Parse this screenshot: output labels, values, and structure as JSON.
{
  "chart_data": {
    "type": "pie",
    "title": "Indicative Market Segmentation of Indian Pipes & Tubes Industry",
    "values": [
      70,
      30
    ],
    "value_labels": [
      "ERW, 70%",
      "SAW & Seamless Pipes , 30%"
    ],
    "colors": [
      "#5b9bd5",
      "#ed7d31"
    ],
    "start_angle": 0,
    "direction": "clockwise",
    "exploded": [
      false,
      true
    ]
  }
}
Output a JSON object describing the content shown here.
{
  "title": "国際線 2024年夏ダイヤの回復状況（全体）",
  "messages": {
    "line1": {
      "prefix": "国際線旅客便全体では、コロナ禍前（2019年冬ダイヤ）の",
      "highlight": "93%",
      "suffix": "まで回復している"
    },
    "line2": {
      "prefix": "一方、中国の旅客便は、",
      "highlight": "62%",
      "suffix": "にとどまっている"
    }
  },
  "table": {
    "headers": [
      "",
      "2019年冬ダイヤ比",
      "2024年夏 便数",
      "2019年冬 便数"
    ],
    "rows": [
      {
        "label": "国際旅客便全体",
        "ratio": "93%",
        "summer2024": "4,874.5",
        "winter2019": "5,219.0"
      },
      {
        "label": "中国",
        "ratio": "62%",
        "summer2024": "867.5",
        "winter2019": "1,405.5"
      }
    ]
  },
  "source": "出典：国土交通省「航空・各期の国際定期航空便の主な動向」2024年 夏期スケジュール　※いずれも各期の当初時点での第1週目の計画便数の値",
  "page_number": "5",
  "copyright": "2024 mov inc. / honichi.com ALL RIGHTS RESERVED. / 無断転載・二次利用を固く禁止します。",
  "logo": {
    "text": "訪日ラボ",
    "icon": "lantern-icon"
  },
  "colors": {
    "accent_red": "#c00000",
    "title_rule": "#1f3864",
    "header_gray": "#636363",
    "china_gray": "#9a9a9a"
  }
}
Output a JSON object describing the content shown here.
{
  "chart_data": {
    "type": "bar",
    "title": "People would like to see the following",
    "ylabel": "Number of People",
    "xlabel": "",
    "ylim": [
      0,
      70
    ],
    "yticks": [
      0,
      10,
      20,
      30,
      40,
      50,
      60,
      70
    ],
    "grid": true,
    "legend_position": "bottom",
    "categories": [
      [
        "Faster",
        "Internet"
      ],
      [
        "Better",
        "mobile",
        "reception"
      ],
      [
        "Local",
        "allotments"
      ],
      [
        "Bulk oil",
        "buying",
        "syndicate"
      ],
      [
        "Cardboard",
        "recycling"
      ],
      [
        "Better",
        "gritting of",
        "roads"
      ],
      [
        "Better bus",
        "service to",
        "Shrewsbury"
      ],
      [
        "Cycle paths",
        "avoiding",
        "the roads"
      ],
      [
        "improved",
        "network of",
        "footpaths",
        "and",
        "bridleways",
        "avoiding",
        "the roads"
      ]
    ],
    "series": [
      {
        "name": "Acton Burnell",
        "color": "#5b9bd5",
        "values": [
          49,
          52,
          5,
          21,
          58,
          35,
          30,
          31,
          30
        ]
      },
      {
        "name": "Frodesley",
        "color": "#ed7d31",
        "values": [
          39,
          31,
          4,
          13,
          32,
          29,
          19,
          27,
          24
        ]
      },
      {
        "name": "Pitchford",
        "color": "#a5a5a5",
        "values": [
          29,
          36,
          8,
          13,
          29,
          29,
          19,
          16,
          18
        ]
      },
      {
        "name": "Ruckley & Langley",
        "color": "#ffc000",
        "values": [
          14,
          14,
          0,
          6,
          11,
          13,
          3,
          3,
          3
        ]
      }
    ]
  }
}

---

**WHAT TO PRODUCE**: Write out each line of the data above again, exactly as given.

**SOLUTION TO THE EXERCISE**:
Parse this screenshot: output labels, values, and structure as JSON.
{
  "chart_data": {
    "type": "pie",
    "title": "Indicative Market Segmentation of Indian Pipes & Tubes Industry",
    "values": [
      70,
      30
    ],
    "value_labels": [
      "ERW, 70%",
      "SAW & Seamless Pipes , 30%"
    ],
    "colors": [
      "#5b9bd5",
      "#ed7d31"
    ],
    "start_angle": 0,
    "direction": "clockwise",
    "exploded": [
      false,
      true
    ]
  }
}
Output a JSON object describing the content shown here.
{
  "title": "国際線 2024年夏ダイヤの回復状況（全体）",
  "messages": {
    "line1": {
      "prefix": "国際線旅客便全体では、コロナ禍前（2019年冬ダイヤ）の",
      "highlight": "93%",
      "suffix": "まで回復している"
    },
    "line2": {
      "prefix": "一方、中国の旅客便は、",
      "highlight": "62%",
      "suffix": "にとどまっている"
    }
  },
  "table": {
    "headers": [
      "",
      "2019年冬ダイヤ比",
      "2024年夏 便数",
      "2019年冬 便数"
    ],
    "rows": [
      {
        "label": "国際旅客便全体",
        "ratio": "93%",
        "summer2024": "4,874.5",
        "winter2019": "5,219.0"
      },
      {
        "label": "中国",
        "ratio": "62%",
        "summer2024": "867.5",
        "winter2019": "1,405.5"
      }
    ]
  },
  "source": "出典：国土交通省「航空・各期の国際定期航空便の主な動向」2024年 夏期スケジュール　※いずれも各期の当初時点での第1週目の計画便数の値",
  "page_number": "5",
  "copyright": "2024 mov inc. / honichi.com ALL RIGHTS RESERVED. / 無断転載・二次利用を固く禁止します。",
  "logo": {
    "text": "訪日ラボ",
    "icon": "lantern-icon"
  },
  "colors": {
    "accent_red": "#c00000",
    "title_rule": "#1f3864",
    "header_gray": "#636363",
    "china_gray": "#9a9a9a"
  }
}
Output a JSON object describing the content shown here.
{
  "chart_data": {
    "type": "bar",
    "title": "People would like to see the following",
    "ylabel": "Number of People",
    "xlabel": "",
    "ylim": [
      0,
      70
    ],
    "yticks": [
      0,
      10,
      20,
      30,
      40,
      50,
      60,
      70
    ],
    "grid": true,
    "legend_position": "bottom",
    "categories": [
      [
        "Faster",
        "Internet"
      ],
      [
        "Better",
        "mobile",
        "reception"
      ],
      [
        "Local",
        "allotments"
      ],
      [
        "Bulk oil",
        "buying",
        "syndicate"
      ],
      [
        "Cardboard",
        "recycling"
      ],
      [
        "Better",
        "gritting of",
        "roads"
      ],
      [
        "Better bus",
        "service to",
        "Shrewsbury"
      ],
      [
        "Cycle paths",
        "avoiding",
        "the roads"
      ],
      [
        "improved",
        "network of",
        "footpaths",
        "and",
        "bridleways",
        "avoiding",
        "the roads"
      ]
    ],
    "series": [
      {
        "name": "Acton Burnell",
        "color": "#5b9bd5",
        "values": [
          49,
          52,
          5,
          21,
          58,
          35,
          30,
          31,
          30
        ]
      },
      {
        "name": "Frodesley",
        "color": "#ed7d31",
        "values": [
          39,
          31,
          4,
          13,
          32,
          29,
          19,
          27,
          24
        ]
      },
      {
        "name": "Pitchford",
        "color": "#a5a5a5",
        "values": [
          29,
          36,
          8,
          13,
          29,
          29,
          19,
          16,
          18
        ]
      },
      {
        "name": "Ruckley & Langley",
        "color": "#ffc000",
        "values": [
          14,
          14,
          0,
          6,
          11,
          13,
          3,
          3,
          3
        ]
      }
    ]
  }
}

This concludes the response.